(Saved entries)
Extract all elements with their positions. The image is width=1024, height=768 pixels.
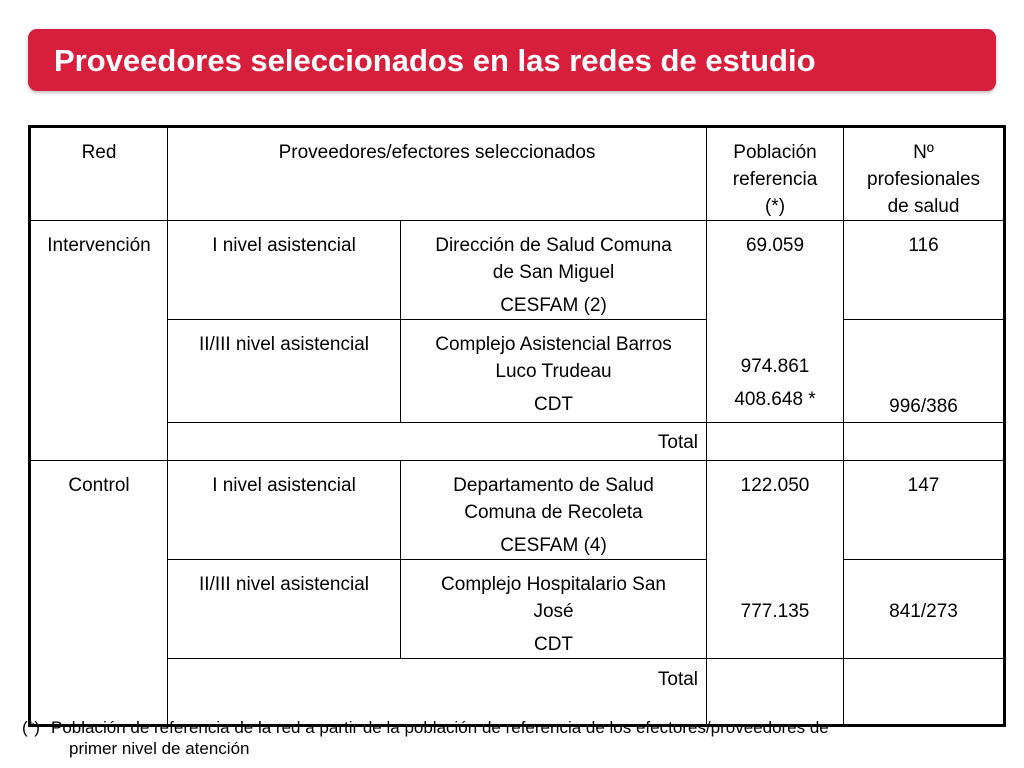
efector-cell	[401, 221, 707, 320]
nivel-label: I nivel asistencial	[168, 221, 401, 320]
red-intervencion: Intervención	[30, 221, 168, 461]
total-profesionales	[844, 659, 1005, 726]
efector-line-2: Comuna de Recoleta	[464, 502, 643, 523]
cdt-label: CDT	[533, 394, 574, 415]
total-poblacion	[707, 423, 844, 461]
table-row	[30, 320, 1005, 423]
profesionales-value: 996/386	[844, 320, 1005, 423]
efector-line-2: José	[533, 601, 574, 622]
header-poblacion-line-1: Población	[733, 142, 817, 163]
red-control: Control	[30, 461, 168, 726]
profesionales-value: 841/273	[844, 560, 1005, 659]
footnote-text	[22, 717, 1012, 759]
efector-line-1: Complejo Hospitalario San	[441, 574, 666, 595]
title-bar	[28, 29, 996, 91]
cesfam-label: CESFAM (4)	[500, 535, 607, 556]
poblacion-value: 69.059	[707, 221, 844, 320]
cesfam-label: CESFAM (2)	[500, 295, 607, 316]
footnote-mark: (*)	[22, 718, 40, 737]
efector-cell	[401, 560, 707, 659]
cdt-label: CDT	[533, 634, 574, 655]
nivel-label: II/III nivel asistencial	[168, 560, 401, 659]
total-poblacion	[707, 659, 844, 726]
efector-cell	[401, 461, 707, 560]
efector-line-1: Departamento de Salud	[453, 475, 654, 496]
total-row	[30, 659, 1005, 726]
page-title: Proveedores seleccionados en las redes de estudio	[54, 43, 816, 78]
efector-line-1: Dirección de Salud Comuna	[435, 235, 672, 256]
poblacion-value-cell	[707, 320, 844, 423]
header-proveedores: Proveedores/efectores seleccionados	[168, 127, 707, 221]
total-label: Total	[168, 659, 707, 726]
table-header-row	[30, 127, 1005, 221]
efector-cell	[401, 320, 707, 423]
efector-line-1: Complejo Asistencial Barros	[435, 334, 672, 355]
header-profesionales-line-3: de salud	[887, 196, 960, 217]
table-row	[30, 461, 1005, 560]
header-profesionales	[844, 127, 1005, 221]
profesionales-value: 116	[844, 221, 1005, 320]
footnote	[22, 717, 1012, 759]
header-poblacion-line-2: referencia	[732, 169, 818, 190]
header-poblacion-line-3: (*)	[764, 196, 786, 217]
table-row	[30, 221, 1005, 320]
footnote-line-2: primer nivel de atención	[69, 739, 250, 758]
nivel-label: II/III nivel asistencial	[168, 320, 401, 423]
header-profesionales-line-1: Nº	[913, 142, 934, 163]
table-row	[30, 560, 1005, 659]
nivel-label: I nivel asistencial	[168, 461, 401, 560]
poblacion-value: 974.861	[740, 355, 810, 377]
header-profesionales-line-2: profesionales	[867, 169, 981, 190]
total-profesionales	[844, 423, 1005, 461]
header-red: Red	[30, 127, 168, 221]
efector-line-2: de San Miguel	[492, 262, 615, 283]
total-label: Total	[168, 423, 707, 461]
total-row	[30, 423, 1005, 461]
poblacion-value: 122.050	[707, 461, 844, 560]
footnote-line-1: Población de referencia de la red a partir de la población de referencia de los efectores/proveedores de	[51, 718, 829, 737]
profesionales-value: 147	[844, 461, 1005, 560]
header-poblacion	[707, 127, 844, 221]
poblacion-value-secondary: 408.648 *	[734, 388, 816, 410]
poblacion-value: 777.135	[707, 560, 844, 659]
providers-table	[28, 125, 1006, 727]
efector-line-2: Luco Trudeau	[495, 361, 612, 382]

The task:
Print every line of the saved entries above again with no changes, and omit the pictures.

Answer below:
Extract all elements with their positions. The image is width=1024, height=768 pixels.
efector-cell	[401, 221, 707, 320]
nivel-label: I nivel asistencial	[168, 221, 401, 320]
red-intervencion: Intervención	[30, 221, 168, 461]
total-profesionales	[844, 659, 1005, 726]
efector-line-2: Comuna de Recoleta	[464, 502, 643, 523]
cdt-label: CDT	[533, 394, 574, 415]
total-poblacion	[707, 423, 844, 461]
table-row	[30, 320, 1005, 423]
profesionales-value: 996/386	[844, 320, 1005, 423]
efector-line-2: José	[533, 601, 574, 622]
header-poblacion-line-1: Población	[733, 142, 817, 163]
red-control: Control	[30, 461, 168, 726]
profesionales-value: 841/273	[844, 560, 1005, 659]
footnote-text	[22, 717, 1012, 759]
efector-line-1: Complejo Hospitalario San	[441, 574, 666, 595]
title-bar	[28, 29, 996, 91]
cesfam-label: CESFAM (4)	[500, 535, 607, 556]
poblacion-value: 69.059	[707, 221, 844, 320]
cesfam-label: CESFAM (2)	[500, 295, 607, 316]
footnote-mark: (*)	[22, 718, 40, 737]
efector-cell	[401, 560, 707, 659]
cdt-label: CDT	[533, 634, 574, 655]
nivel-label: II/III nivel asistencial	[168, 560, 401, 659]
total-poblacion	[707, 659, 844, 726]
efector-cell	[401, 461, 707, 560]
efector-line-1: Departamento de Salud	[453, 475, 654, 496]
total-row	[30, 659, 1005, 726]
page-title: Proveedores seleccionados en las redes de estudio	[54, 43, 816, 78]
efector-line-1: Dirección de Salud Comuna	[435, 235, 672, 256]
poblacion-value-cell	[707, 320, 844, 423]
header-proveedores: Proveedores/efectores seleccionados	[168, 127, 707, 221]
total-label: Total	[168, 659, 707, 726]
table-header-row	[30, 127, 1005, 221]
efector-cell	[401, 320, 707, 423]
efector-line-1: Complejo Asistencial Barros	[435, 334, 672, 355]
header-profesionales-line-3: de salud	[887, 196, 960, 217]
table-row	[30, 461, 1005, 560]
header-profesionales	[844, 127, 1005, 221]
profesionales-value: 116	[844, 221, 1005, 320]
footnote	[22, 717, 1012, 759]
header-poblacion-line-2: referencia	[732, 169, 818, 190]
header-poblacion-line-3: (*)	[764, 196, 786, 217]
table-row	[30, 221, 1005, 320]
footnote-line-2: primer nivel de atención	[69, 739, 250, 758]
nivel-label: II/III nivel asistencial	[168, 320, 401, 423]
header-profesionales-line-1: Nº	[913, 142, 934, 163]
table-row	[30, 560, 1005, 659]
nivel-label: I nivel asistencial	[168, 461, 401, 560]
poblacion-value: 974.861	[740, 355, 810, 377]
header-profesionales-line-2: profesionales	[867, 169, 981, 190]
total-profesionales	[844, 423, 1005, 461]
header-red: Red	[30, 127, 168, 221]
efector-line-2: de San Miguel	[492, 262, 615, 283]
total-label: Total	[168, 423, 707, 461]
total-row	[30, 423, 1005, 461]
poblacion-value: 122.050	[707, 461, 844, 560]
footnote-line-1: Población de referencia de la red a partir de la población de referencia de los efectores/proveedores de	[51, 718, 829, 737]
profesionales-value: 147	[844, 461, 1005, 560]
header-poblacion	[707, 127, 844, 221]
poblacion-value-secondary: 408.648 *	[734, 388, 816, 410]
poblacion-value: 777.135	[707, 560, 844, 659]
providers-table	[28, 125, 1006, 727]
efector-line-2: Luco Trudeau	[495, 361, 612, 382]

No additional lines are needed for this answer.